● **Task input**
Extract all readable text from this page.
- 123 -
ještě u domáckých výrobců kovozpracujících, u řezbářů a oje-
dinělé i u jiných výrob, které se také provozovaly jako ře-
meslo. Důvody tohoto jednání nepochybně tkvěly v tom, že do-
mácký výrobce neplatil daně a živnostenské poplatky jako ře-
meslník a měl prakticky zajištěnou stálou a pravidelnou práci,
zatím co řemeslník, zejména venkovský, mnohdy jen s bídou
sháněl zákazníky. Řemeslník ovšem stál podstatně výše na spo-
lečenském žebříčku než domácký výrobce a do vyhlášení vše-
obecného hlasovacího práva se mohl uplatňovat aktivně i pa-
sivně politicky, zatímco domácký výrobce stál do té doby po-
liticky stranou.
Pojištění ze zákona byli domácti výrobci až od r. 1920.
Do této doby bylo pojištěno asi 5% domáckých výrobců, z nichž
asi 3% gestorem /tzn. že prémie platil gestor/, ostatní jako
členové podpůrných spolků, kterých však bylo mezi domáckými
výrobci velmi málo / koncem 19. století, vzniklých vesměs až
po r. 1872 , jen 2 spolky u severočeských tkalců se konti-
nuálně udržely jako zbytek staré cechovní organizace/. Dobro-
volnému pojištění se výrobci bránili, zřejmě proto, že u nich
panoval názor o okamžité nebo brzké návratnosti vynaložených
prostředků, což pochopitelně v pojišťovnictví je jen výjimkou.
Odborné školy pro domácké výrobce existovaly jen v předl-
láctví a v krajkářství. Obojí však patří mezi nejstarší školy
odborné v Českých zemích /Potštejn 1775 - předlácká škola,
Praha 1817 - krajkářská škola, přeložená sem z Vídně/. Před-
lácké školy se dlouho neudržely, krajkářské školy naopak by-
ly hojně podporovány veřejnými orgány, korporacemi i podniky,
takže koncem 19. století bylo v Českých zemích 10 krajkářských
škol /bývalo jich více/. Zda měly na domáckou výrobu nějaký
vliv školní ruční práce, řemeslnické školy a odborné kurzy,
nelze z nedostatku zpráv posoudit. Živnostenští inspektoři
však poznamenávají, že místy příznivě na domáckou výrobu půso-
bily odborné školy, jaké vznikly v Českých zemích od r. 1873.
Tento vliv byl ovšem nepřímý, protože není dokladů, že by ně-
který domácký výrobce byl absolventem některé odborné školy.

● **What you need to do**
Read the entries above, then pull out the lines that include "domáckou".

● **Expected answer**
škol /bývalo jich více/. Zda měly na domáckou výrobu nějaký
však poznamenávají, že místy příznivě na domáckou výrobu půso-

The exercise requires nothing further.